* [SHORT TASK]:
Return each line containing the string "type".

* [GIVEN RECORDS]:
==*==

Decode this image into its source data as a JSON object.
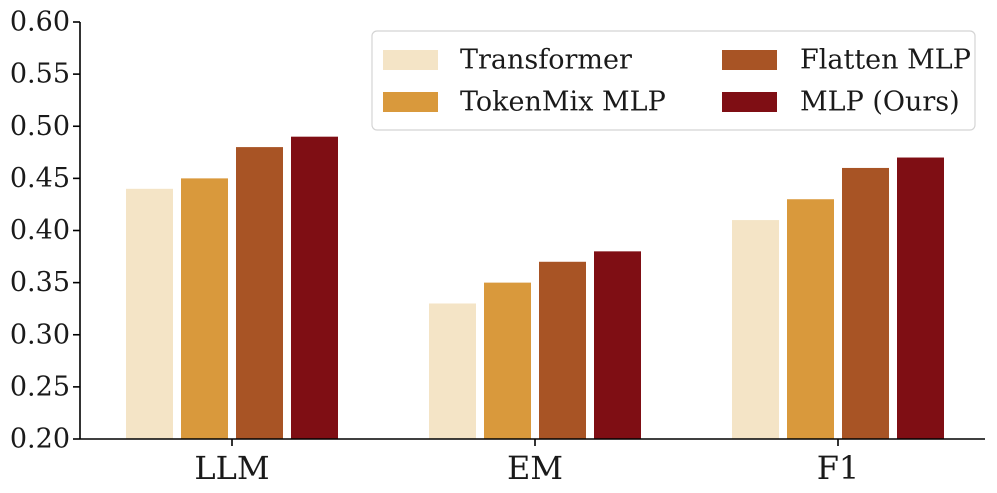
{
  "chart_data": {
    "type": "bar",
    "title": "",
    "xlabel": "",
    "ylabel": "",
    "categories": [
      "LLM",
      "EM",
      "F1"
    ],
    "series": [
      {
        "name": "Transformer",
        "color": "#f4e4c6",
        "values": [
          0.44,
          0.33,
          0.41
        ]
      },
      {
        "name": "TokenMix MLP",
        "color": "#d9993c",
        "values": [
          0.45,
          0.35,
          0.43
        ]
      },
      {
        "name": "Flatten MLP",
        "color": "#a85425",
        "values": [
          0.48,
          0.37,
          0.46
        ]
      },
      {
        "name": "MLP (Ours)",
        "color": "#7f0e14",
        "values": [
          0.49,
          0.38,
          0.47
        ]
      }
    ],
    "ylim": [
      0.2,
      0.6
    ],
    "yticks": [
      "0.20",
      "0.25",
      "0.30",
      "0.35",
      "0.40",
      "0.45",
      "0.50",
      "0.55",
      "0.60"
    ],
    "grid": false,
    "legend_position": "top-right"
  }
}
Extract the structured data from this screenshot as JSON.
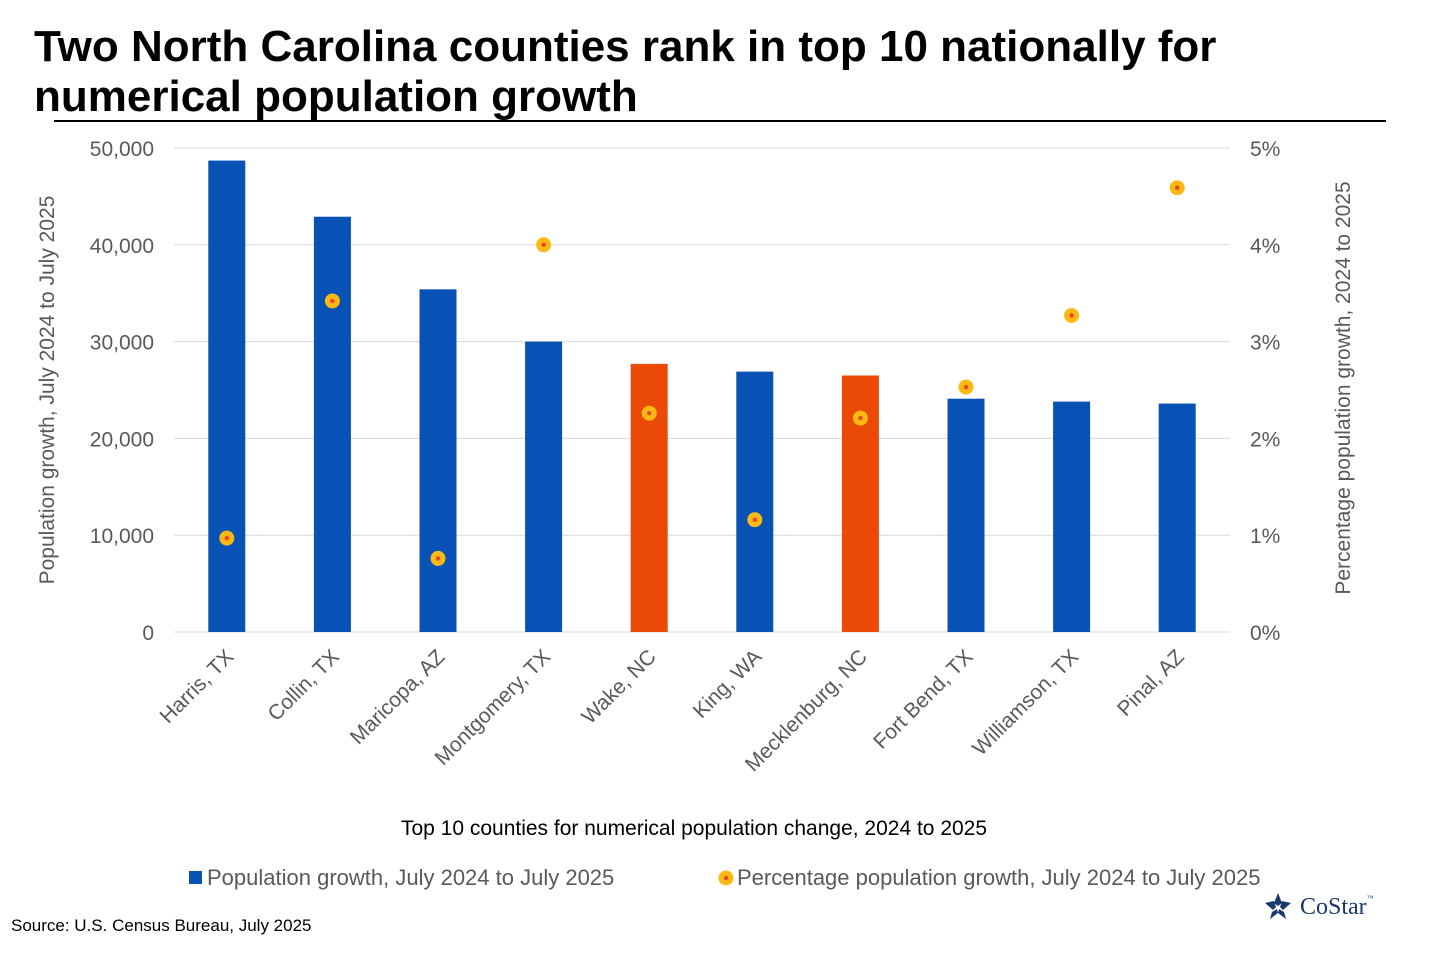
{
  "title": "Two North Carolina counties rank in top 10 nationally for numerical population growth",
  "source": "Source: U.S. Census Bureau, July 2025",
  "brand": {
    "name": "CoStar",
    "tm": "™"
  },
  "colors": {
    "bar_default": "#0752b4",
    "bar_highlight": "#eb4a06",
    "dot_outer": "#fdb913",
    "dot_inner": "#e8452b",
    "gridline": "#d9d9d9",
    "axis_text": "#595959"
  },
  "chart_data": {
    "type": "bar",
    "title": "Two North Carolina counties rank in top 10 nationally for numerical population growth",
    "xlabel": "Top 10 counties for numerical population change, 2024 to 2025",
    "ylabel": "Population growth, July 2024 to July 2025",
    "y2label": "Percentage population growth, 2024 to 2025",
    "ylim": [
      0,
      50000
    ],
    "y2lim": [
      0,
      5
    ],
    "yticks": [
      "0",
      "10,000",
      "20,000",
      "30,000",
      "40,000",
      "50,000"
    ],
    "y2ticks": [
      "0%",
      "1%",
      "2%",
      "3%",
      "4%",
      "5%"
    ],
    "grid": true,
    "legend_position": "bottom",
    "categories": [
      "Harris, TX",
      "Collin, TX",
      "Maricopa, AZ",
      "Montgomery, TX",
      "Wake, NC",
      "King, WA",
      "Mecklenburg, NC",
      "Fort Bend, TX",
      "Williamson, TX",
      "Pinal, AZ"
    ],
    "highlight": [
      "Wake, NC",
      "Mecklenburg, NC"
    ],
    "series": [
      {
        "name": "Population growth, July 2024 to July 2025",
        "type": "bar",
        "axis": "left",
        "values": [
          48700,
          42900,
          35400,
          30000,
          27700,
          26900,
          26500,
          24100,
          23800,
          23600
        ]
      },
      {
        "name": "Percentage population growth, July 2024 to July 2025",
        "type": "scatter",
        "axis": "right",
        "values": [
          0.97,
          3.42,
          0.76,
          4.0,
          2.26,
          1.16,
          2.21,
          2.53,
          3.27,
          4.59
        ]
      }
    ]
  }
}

==*==

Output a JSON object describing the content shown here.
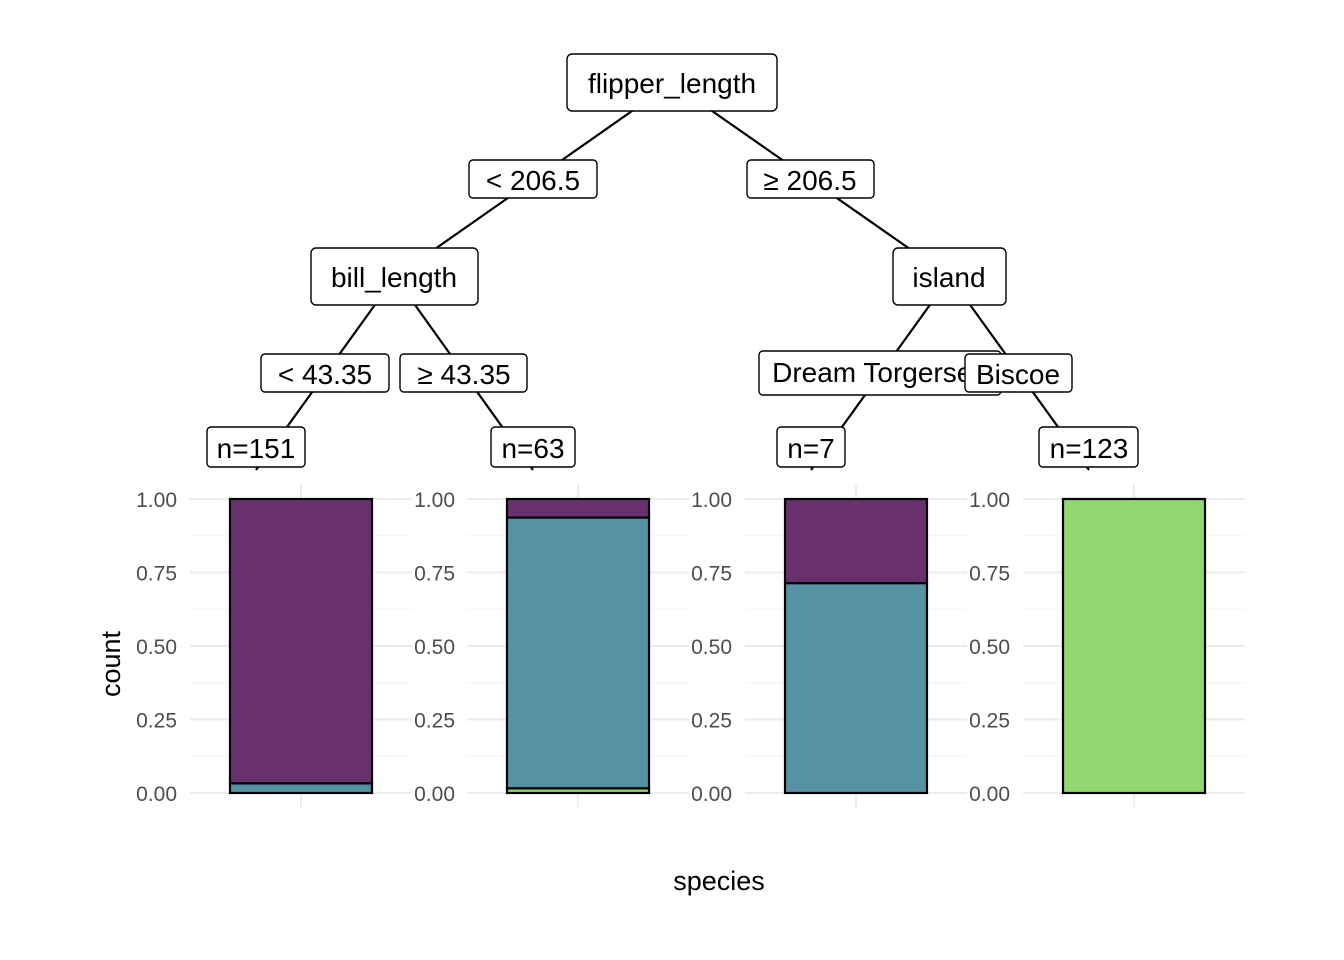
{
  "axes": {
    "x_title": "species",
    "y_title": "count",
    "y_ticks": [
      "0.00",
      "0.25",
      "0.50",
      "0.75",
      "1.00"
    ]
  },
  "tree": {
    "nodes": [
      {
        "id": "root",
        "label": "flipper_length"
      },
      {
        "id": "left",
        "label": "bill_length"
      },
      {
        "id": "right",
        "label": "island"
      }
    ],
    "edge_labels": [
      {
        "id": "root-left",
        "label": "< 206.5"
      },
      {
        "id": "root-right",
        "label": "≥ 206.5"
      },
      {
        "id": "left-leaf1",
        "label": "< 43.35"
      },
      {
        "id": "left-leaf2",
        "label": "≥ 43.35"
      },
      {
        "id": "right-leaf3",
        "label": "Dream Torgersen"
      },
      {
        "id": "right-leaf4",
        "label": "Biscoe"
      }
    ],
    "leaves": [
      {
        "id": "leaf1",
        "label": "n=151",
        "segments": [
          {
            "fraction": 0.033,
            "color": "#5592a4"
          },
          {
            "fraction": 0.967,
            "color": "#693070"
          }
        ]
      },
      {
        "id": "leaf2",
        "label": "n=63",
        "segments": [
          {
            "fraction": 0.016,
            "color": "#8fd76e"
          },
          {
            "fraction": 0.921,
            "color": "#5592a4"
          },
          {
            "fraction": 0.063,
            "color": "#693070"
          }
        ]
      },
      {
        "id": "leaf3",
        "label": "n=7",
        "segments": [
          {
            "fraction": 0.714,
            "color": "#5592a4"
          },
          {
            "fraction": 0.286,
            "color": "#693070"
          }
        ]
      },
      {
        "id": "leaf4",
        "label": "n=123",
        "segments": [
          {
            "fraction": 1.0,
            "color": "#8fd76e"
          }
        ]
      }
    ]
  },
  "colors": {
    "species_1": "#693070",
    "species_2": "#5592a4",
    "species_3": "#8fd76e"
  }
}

==*==

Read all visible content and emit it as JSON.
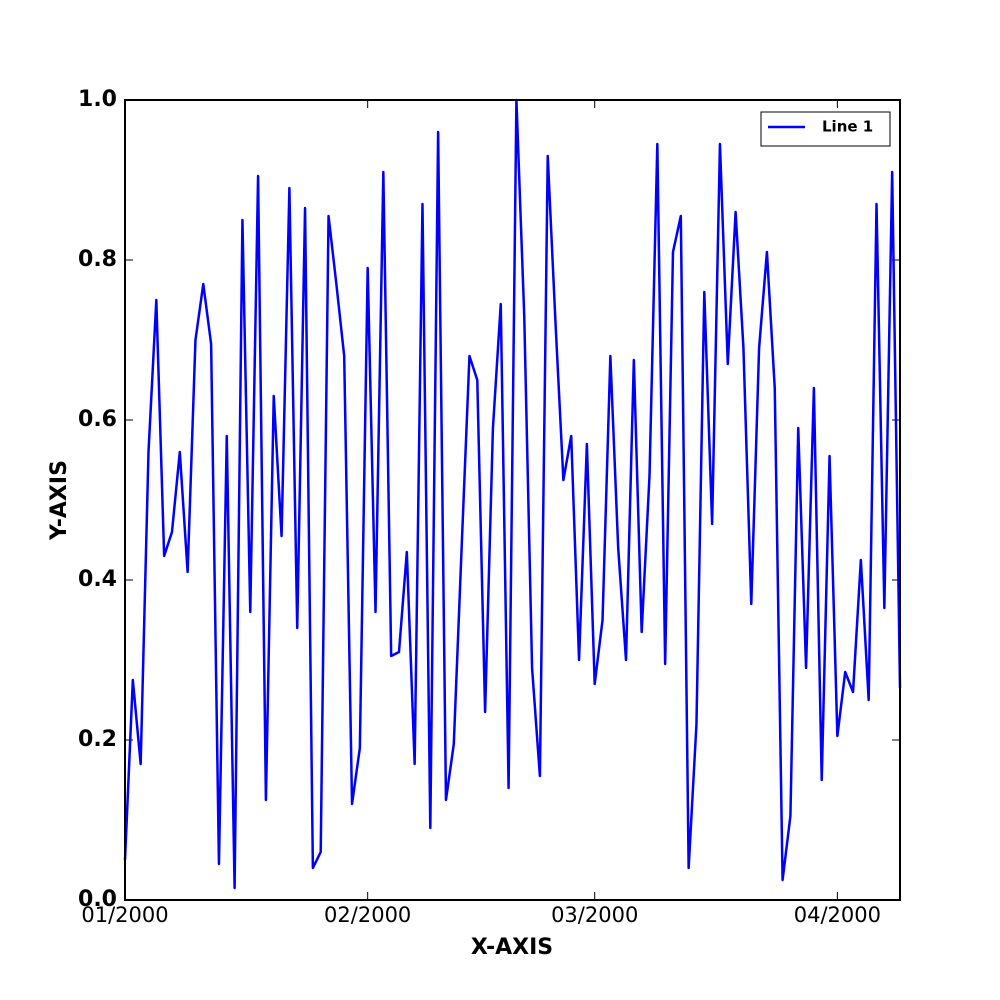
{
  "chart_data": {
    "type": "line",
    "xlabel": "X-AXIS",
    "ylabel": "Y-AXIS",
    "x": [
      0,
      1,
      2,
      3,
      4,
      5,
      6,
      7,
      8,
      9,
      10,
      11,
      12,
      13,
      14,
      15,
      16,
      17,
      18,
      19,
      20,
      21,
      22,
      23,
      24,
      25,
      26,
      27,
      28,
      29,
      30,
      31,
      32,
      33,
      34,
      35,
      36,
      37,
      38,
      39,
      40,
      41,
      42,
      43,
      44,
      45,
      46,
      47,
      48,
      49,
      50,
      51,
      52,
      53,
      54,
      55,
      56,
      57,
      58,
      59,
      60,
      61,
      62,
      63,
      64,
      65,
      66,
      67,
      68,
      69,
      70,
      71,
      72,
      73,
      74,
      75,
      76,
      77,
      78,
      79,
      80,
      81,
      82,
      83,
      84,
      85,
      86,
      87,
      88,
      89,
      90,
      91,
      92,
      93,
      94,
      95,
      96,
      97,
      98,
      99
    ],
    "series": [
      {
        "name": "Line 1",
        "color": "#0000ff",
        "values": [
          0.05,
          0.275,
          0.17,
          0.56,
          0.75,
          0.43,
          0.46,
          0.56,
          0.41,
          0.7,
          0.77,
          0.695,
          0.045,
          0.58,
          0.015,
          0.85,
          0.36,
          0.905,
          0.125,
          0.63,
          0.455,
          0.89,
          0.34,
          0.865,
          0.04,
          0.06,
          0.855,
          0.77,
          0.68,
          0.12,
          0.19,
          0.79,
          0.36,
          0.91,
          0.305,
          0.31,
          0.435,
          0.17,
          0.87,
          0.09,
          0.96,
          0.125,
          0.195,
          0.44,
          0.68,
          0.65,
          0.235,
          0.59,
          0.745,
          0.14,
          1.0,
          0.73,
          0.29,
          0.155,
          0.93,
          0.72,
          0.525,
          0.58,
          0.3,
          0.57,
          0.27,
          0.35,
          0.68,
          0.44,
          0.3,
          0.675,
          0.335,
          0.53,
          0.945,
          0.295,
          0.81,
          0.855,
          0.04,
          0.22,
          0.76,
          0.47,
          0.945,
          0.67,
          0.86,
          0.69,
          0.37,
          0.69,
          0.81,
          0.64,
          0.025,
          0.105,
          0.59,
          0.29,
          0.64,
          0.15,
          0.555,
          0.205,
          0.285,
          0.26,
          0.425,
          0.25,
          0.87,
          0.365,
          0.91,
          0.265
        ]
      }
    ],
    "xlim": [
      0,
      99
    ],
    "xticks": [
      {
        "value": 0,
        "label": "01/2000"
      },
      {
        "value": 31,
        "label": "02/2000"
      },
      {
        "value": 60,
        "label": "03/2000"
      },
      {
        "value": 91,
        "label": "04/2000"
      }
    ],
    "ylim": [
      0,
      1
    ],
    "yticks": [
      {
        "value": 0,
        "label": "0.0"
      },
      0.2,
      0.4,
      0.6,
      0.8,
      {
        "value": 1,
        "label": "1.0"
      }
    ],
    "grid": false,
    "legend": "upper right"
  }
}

==*==

* [REPLY]:
    "type": "bar",
    "type": "bar",
        "type": "bar",
        "type": "scatter",
    "type": "line",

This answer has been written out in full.